* BEGIN Source records *

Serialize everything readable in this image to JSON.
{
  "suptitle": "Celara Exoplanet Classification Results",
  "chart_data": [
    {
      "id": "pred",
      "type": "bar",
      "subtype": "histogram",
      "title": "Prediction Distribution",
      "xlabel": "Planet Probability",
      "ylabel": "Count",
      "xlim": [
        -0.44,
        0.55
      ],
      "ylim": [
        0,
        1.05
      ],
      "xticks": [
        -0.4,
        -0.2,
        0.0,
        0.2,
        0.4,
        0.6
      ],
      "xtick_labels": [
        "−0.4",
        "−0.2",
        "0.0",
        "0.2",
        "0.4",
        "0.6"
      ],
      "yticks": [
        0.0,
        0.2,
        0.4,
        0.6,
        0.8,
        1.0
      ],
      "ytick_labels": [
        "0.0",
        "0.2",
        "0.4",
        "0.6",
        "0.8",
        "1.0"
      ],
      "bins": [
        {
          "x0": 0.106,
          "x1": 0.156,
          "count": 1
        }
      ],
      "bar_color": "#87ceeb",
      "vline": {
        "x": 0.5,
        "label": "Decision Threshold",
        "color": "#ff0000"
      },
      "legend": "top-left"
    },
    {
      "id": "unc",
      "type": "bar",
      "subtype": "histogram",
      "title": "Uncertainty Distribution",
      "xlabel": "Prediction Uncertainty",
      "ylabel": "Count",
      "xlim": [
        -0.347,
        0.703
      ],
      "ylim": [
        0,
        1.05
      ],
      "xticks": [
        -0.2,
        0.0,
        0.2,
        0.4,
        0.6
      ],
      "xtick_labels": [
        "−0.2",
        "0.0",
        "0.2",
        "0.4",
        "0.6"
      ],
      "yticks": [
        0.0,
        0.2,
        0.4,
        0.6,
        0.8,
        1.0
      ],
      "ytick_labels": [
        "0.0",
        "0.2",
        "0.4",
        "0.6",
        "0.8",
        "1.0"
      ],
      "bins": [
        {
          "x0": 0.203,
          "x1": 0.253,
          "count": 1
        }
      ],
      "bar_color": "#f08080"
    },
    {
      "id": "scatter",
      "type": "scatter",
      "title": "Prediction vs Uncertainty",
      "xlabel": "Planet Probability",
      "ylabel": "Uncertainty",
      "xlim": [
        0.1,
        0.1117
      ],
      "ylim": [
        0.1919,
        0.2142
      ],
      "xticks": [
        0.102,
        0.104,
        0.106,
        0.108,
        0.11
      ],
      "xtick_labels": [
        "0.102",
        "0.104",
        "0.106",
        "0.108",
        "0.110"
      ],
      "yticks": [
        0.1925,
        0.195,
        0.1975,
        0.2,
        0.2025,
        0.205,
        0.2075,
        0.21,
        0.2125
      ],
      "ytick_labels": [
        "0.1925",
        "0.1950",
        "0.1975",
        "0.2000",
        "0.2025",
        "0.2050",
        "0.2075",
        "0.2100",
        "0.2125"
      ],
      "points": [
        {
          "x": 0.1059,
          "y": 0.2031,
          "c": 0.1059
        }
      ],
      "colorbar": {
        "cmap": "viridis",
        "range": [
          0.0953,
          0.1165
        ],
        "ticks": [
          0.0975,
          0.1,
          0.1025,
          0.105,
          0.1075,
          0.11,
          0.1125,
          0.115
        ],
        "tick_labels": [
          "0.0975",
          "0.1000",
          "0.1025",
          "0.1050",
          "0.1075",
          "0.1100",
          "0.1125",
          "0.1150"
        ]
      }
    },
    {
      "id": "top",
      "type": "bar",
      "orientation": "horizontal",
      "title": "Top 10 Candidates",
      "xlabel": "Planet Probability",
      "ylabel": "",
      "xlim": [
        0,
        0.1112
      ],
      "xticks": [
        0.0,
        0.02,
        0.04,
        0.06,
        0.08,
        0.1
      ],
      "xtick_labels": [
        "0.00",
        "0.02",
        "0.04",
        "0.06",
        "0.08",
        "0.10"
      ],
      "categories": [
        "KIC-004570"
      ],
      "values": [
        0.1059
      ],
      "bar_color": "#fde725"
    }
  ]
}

* END Source records *

- **What the exercise asks**: Every line above should be written out again exactly as it stands.

- **Result of the task**:
Serialize everything readable in this image to JSON.
{
  "suptitle": "Celara Exoplanet Classification Results",
  "chart_data": [
    {
      "id": "pred",
      "type": "bar",
      "subtype": "histogram",
      "title": "Prediction Distribution",
      "xlabel": "Planet Probability",
      "ylabel": "Count",
      "xlim": [
        -0.44,
        0.55
      ],
      "ylim": [
        0,
        1.05
      ],
      "xticks": [
        -0.4,
        -0.2,
        0.0,
        0.2,
        0.4,
        0.6
      ],
      "xtick_labels": [
        "−0.4",
        "−0.2",
        "0.0",
        "0.2",
        "0.4",
        "0.6"
      ],
      "yticks": [
        0.0,
        0.2,
        0.4,
        0.6,
        0.8,
        1.0
      ],
      "ytick_labels": [
        "0.0",
        "0.2",
        "0.4",
        "0.6",
        "0.8",
        "1.0"
      ],
      "bins": [
        {
          "x0": 0.106,
          "x1": 0.156,
          "count": 1
        }
      ],
      "bar_color": "#87ceeb",
      "vline": {
        "x": 0.5,
        "label": "Decision Threshold",
        "color": "#ff0000"
      },
      "legend": "top-left"
    },
    {
      "id": "unc",
      "type": "bar",
      "subtype": "histogram",
      "title": "Uncertainty Distribution",
      "xlabel": "Prediction Uncertainty",
      "ylabel": "Count",
      "xlim": [
        -0.347,
        0.703
      ],
      "ylim": [
        0,
        1.05
      ],
      "xticks": [
        -0.2,
        0.0,
        0.2,
        0.4,
        0.6
      ],
      "xtick_labels": [
        "−0.2",
        "0.0",
        "0.2",
        "0.4",
        "0.6"
      ],
      "yticks": [
        0.0,
        0.2,
        0.4,
        0.6,
        0.8,
        1.0
      ],
      "ytick_labels": [
        "0.0",
        "0.2",
        "0.4",
        "0.6",
        "0.8",
        "1.0"
      ],
      "bins": [
        {
          "x0": 0.203,
          "x1": 0.253,
          "count": 1
        }
      ],
      "bar_color": "#f08080"
    },
    {
      "id": "scatter",
      "type": "scatter",
      "title": "Prediction vs Uncertainty",
      "xlabel": "Planet Probability",
      "ylabel": "Uncertainty",
      "xlim": [
        0.1,
        0.1117
      ],
      "ylim": [
        0.1919,
        0.2142
      ],
      "xticks": [
        0.102,
        0.104,
        0.106,
        0.108,
        0.11
      ],
      "xtick_labels": [
        "0.102",
        "0.104",
        "0.106",
        "0.108",
        "0.110"
      ],
      "yticks": [
        0.1925,
        0.195,
        0.1975,
        0.2,
        0.2025,
        0.205,
        0.2075,
        0.21,
        0.2125
      ],
      "ytick_labels": [
        "0.1925",
        "0.1950",
        "0.1975",
        "0.2000",
        "0.2025",
        "0.2050",
        "0.2075",
        "0.2100",
        "0.2125"
      ],
      "points": [
        {
          "x": 0.1059,
          "y": 0.2031,
          "c": 0.1059
        }
      ],
      "colorbar": {
        "cmap": "viridis",
        "range": [
          0.0953,
          0.1165
        ],
        "ticks": [
          0.0975,
          0.1,
          0.1025,
          0.105,
          0.1075,
          0.11,
          0.1125,
          0.115
        ],
        "tick_labels": [
          "0.0975",
          "0.1000",
          "0.1025",
          "0.1050",
          "0.1075",
          "0.1100",
          "0.1125",
          "0.1150"
        ]
      }
    },
    {
      "id": "top",
      "type": "bar",
      "orientation": "horizontal",
      "title": "Top 10 Candidates",
      "xlabel": "Planet Probability",
      "ylabel": "",
      "xlim": [
        0,
        0.1112
      ],
      "xticks": [
        0.0,
        0.02,
        0.04,
        0.06,
        0.08,
        0.1
      ],
      "xtick_labels": [
        "0.00",
        "0.02",
        "0.04",
        "0.06",
        "0.08",
        "0.10"
      ],
      "categories": [
        "KIC-004570"
      ],
      "values": [
        0.1059
      ],
      "bar_color": "#fde725"
    }
  ]
}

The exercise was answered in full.